**EXERCISE PROMPT:** Filter the lines below, copying only those with the string "enough".

**RECORDS FOR THE EXERCISE:**
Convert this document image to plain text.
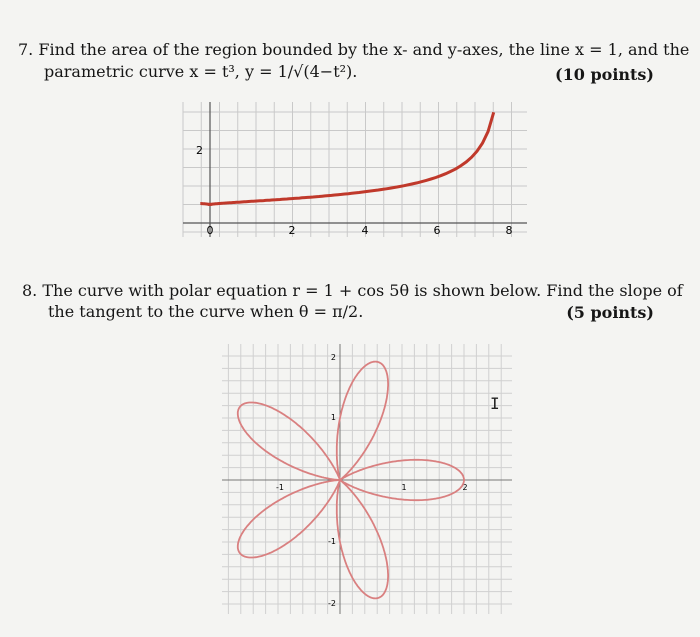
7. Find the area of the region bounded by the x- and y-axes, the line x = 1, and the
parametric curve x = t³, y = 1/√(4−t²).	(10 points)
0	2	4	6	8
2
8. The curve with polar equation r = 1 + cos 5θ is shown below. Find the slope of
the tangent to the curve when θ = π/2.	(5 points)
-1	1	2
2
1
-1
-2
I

...

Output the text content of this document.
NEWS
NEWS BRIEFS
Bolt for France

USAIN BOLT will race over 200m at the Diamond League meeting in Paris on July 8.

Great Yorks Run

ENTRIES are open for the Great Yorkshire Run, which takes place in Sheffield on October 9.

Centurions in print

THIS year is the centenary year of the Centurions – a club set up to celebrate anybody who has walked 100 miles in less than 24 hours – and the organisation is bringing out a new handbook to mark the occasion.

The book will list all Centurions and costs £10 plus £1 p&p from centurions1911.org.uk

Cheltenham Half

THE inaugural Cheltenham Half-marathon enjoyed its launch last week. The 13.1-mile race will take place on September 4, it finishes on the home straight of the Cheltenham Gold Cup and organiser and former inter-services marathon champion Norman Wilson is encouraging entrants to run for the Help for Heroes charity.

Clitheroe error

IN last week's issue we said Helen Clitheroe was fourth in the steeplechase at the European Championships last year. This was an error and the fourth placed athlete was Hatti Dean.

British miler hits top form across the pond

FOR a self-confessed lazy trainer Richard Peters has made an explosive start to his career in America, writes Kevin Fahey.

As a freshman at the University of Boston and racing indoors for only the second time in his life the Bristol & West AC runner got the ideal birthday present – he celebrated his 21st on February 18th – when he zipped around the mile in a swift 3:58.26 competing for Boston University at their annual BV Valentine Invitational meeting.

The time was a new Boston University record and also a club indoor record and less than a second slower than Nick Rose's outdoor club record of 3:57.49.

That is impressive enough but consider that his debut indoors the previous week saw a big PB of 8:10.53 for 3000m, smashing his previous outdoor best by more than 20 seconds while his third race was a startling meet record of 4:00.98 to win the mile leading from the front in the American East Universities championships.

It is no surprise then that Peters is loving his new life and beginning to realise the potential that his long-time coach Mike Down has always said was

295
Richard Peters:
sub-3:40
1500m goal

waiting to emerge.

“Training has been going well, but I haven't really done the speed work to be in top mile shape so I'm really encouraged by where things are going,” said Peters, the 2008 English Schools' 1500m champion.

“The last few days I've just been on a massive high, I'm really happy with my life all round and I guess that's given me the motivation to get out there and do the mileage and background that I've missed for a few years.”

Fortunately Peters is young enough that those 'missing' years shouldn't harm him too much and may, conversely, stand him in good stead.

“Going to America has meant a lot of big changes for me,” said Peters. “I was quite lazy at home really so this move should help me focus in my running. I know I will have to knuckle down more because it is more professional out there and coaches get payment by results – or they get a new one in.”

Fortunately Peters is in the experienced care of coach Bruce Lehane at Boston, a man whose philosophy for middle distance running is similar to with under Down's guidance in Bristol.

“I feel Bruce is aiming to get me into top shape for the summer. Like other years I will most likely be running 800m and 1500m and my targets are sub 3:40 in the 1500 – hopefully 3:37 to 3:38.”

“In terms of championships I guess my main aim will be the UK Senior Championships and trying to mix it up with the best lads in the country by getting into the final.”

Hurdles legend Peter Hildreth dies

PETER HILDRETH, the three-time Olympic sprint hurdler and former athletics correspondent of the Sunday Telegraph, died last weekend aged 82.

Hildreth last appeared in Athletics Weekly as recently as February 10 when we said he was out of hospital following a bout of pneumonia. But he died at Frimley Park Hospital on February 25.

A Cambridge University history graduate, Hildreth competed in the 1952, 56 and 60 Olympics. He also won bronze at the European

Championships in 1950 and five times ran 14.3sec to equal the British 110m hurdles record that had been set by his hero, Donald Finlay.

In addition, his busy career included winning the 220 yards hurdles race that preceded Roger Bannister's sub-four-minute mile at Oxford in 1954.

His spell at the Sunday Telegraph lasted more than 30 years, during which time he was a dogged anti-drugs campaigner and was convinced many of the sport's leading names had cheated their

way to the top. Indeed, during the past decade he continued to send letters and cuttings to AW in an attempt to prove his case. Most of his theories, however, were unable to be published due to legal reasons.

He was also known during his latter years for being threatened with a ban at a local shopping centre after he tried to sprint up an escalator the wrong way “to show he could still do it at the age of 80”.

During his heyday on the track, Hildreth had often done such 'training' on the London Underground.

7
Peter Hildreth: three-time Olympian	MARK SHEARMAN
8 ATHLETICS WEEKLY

...

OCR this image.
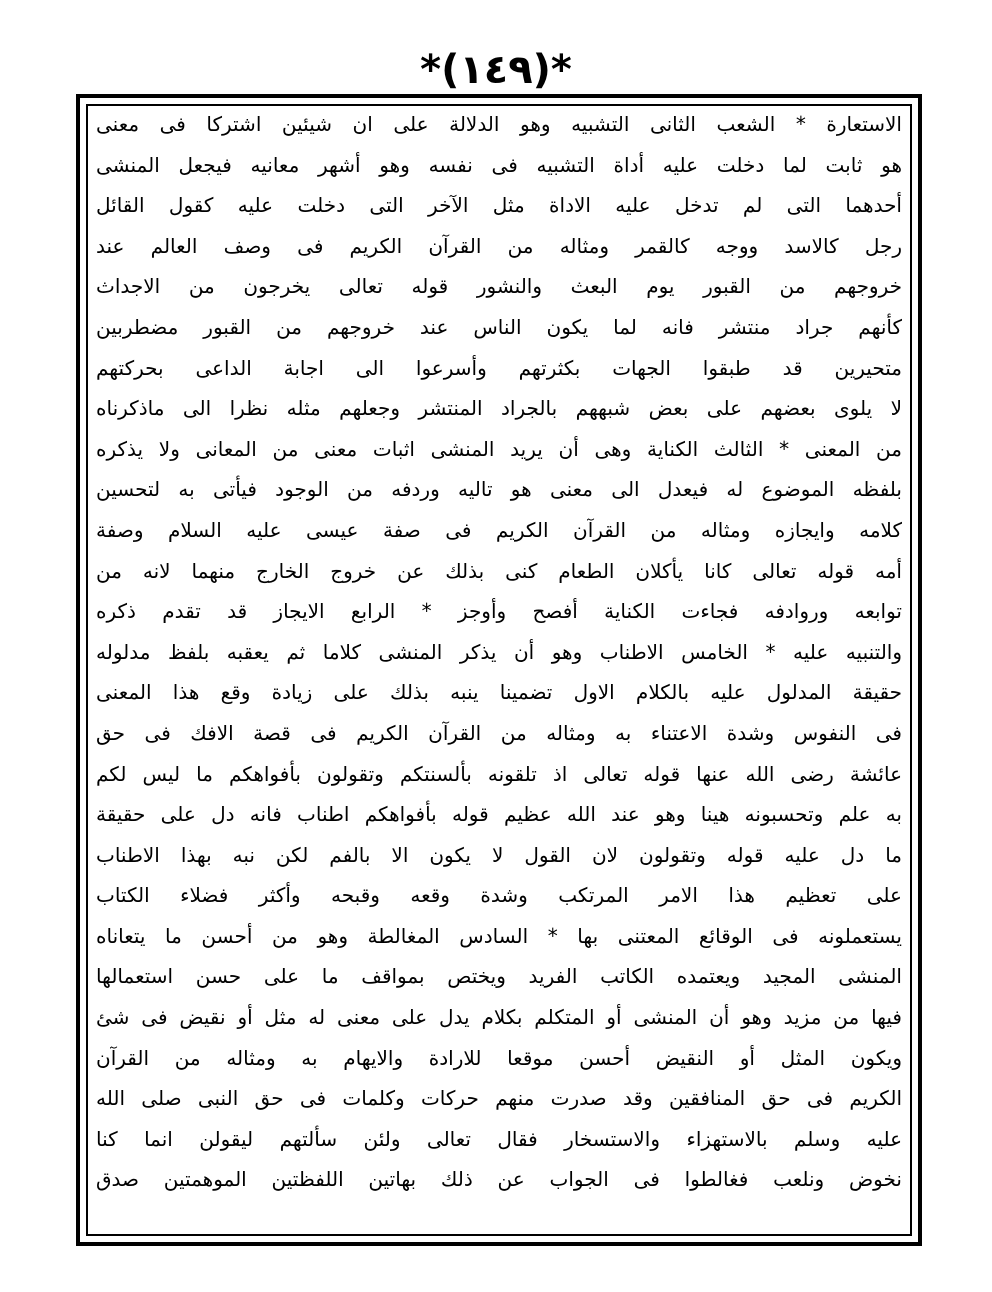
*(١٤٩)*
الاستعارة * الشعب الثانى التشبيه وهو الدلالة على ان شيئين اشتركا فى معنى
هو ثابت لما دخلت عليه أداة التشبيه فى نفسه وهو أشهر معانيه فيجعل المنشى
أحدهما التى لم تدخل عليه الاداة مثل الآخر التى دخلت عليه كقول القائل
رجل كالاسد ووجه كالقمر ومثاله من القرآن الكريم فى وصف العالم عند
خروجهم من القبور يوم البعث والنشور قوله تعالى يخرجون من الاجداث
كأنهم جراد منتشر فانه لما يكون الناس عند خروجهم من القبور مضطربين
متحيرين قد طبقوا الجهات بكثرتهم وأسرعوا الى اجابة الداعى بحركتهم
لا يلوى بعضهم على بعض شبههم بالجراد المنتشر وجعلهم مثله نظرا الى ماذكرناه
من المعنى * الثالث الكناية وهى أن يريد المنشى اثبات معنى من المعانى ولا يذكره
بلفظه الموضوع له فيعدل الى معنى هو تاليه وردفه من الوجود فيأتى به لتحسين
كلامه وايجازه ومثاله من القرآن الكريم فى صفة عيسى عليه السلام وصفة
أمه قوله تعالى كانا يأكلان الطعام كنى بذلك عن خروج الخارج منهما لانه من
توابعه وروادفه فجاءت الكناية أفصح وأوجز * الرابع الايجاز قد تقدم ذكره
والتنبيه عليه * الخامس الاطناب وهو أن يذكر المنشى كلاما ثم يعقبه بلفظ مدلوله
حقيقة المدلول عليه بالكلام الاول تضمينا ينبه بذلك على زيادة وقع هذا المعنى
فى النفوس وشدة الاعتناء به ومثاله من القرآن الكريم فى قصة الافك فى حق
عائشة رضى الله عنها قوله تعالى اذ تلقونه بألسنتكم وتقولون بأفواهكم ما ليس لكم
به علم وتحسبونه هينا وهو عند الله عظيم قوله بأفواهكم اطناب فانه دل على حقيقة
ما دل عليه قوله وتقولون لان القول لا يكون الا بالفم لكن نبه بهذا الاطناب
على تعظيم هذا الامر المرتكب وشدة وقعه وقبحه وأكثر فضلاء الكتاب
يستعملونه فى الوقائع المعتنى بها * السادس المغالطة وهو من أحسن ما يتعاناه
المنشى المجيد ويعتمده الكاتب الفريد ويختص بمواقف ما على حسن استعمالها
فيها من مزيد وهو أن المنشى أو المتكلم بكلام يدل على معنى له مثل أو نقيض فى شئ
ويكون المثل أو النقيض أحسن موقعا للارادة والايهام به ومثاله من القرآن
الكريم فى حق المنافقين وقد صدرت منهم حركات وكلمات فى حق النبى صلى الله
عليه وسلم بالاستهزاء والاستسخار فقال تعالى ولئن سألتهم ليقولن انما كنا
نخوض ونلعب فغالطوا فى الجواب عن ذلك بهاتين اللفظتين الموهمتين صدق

**THE OUTPUT:**
That is impressive enough but consider that his debut indoors the previous week saw a big PB of 8:10.53 for 3000m, smashing his previous outdoor best by more than 20 seconds while his third race was a startling meet record of 4:00.98 to win the mile leading from the front in the American East Universities championships.
Fortunately Peters is young enough that those 'missing' years shouldn't harm him too much and may, conversely, stand him in good stead.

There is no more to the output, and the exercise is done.